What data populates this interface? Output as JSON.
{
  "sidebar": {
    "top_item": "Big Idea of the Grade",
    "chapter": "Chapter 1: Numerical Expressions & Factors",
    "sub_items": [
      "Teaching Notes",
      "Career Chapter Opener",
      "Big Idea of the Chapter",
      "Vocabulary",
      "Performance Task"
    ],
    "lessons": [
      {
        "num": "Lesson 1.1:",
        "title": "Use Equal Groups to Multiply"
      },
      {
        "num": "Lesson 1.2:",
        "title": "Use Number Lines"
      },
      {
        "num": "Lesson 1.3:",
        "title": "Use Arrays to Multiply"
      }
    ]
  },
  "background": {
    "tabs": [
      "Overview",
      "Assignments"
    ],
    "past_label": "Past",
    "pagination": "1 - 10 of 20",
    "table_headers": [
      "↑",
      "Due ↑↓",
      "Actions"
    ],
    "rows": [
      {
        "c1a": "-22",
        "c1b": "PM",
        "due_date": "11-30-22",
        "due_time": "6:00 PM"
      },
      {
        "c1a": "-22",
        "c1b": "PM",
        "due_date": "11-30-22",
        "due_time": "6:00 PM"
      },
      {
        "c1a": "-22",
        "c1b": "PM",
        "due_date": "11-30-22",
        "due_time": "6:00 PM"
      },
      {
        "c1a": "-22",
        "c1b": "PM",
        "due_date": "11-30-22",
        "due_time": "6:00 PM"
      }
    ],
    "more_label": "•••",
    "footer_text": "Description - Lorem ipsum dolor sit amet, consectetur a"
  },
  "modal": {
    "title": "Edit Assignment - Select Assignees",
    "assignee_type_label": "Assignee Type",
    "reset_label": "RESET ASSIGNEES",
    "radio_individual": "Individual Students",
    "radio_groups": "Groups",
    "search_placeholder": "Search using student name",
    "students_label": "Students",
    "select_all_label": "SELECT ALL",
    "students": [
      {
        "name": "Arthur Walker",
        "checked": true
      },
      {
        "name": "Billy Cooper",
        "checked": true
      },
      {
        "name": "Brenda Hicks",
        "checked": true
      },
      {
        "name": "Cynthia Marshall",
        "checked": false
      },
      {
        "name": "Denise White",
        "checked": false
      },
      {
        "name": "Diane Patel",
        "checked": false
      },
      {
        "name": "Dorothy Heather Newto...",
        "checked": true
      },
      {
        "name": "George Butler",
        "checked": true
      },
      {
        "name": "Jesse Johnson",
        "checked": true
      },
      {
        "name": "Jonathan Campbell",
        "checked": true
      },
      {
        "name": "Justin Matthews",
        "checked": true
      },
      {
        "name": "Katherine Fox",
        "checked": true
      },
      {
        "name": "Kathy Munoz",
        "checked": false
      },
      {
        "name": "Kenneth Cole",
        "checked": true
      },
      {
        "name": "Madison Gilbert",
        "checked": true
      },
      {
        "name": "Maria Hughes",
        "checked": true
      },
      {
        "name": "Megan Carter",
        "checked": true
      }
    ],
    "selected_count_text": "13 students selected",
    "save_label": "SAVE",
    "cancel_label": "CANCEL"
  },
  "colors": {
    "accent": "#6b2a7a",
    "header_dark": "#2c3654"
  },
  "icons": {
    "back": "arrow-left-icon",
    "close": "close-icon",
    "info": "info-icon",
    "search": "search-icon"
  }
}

----

GOAL OF THE EXERCISE —
Every entry needs to be retyped exactly.

EXERCISE RESULT —
What data populates this interface? Output as JSON.
{
  "sidebar": {
    "top_item": "Big Idea of the Grade",
    "chapter": "Chapter 1: Numerical Expressions & Factors",
    "sub_items": [
      "Teaching Notes",
      "Career Chapter Opener",
      "Big Idea of the Chapter",
      "Vocabulary",
      "Performance Task"
    ],
    "lessons": [
      {
        "num": "Lesson 1.1:",
        "title": "Use Equal Groups to Multiply"
      },
      {
        "num": "Lesson 1.2:",
        "title": "Use Number Lines"
      },
      {
        "num": "Lesson 1.3:",
        "title": "Use Arrays to Multiply"
      }
    ]
  },
  "background": {
    "tabs": [
      "Overview",
      "Assignments"
    ],
    "past_label": "Past",
    "pagination": "1 - 10 of 20",
    "table_headers": [
      "↑",
      "Due ↑↓",
      "Actions"
    ],
    "rows": [
      {
        "c1a": "-22",
        "c1b": "PM",
        "due_date": "11-30-22",
        "due_time": "6:00 PM"
      },
      {
        "c1a": "-22",
        "c1b": "PM",
        "due_date": "11-30-22",
        "due_time": "6:00 PM"
      },
      {
        "c1a": "-22",
        "c1b": "PM",
        "due_date": "11-30-22",
        "due_time": "6:00 PM"
      },
      {
        "c1a": "-22",
        "c1b": "PM",
        "due_date": "11-30-22",
        "due_time": "6:00 PM"
      }
    ],
    "more_label": "•••",
    "footer_text": "Description - Lorem ipsum dolor sit amet, consectetur a"
  },
  "modal": {
    "title": "Edit Assignment - Select Assignees",
    "assignee_type_label": "Assignee Type",
    "reset_label": "RESET ASSIGNEES",
    "radio_individual": "Individual Students",
    "radio_groups": "Groups",
    "search_placeholder": "Search using student name",
    "students_label": "Students",
    "select_all_label": "SELECT ALL",
    "students": [
      {
        "name": "Arthur Walker",
        "checked": true
      },
      {
        "name": "Billy Cooper",
        "checked": true
      },
      {
        "name": "Brenda Hicks",
        "checked": true
      },
      {
        "name": "Cynthia Marshall",
        "checked": false
      },
      {
        "name": "Denise White",
        "checked": false
      },
      {
        "name": "Diane Patel",
        "checked": false
      },
      {
        "name": "Dorothy Heather Newto...",
        "checked": true
      },
      {
        "name": "George Butler",
        "checked": true
      },
      {
        "name": "Jesse Johnson",
        "checked": true
      },
      {
        "name": "Jonathan Campbell",
        "checked": true
      },
      {
        "name": "Justin Matthews",
        "checked": true
      },
      {
        "name": "Katherine Fox",
        "checked": true
      },
      {
        "name": "Kathy Munoz",
        "checked": false
      },
      {
        "name": "Kenneth Cole",
        "checked": true
      },
      {
        "name": "Madison Gilbert",
        "checked": true
      },
      {
        "name": "Maria Hughes",
        "checked": true
      },
      {
        "name": "Megan Carter",
        "checked": true
      }
    ],
    "selected_count_text": "13 students selected",
    "save_label": "SAVE",
    "cancel_label": "CANCEL"
  },
  "colors": {
    "accent": "#6b2a7a",
    "header_dark": "#2c3654"
  },
  "icons": {
    "back": "arrow-left-icon",
    "close": "close-icon",
    "info": "info-icon",
    "search": "search-icon"
  }
}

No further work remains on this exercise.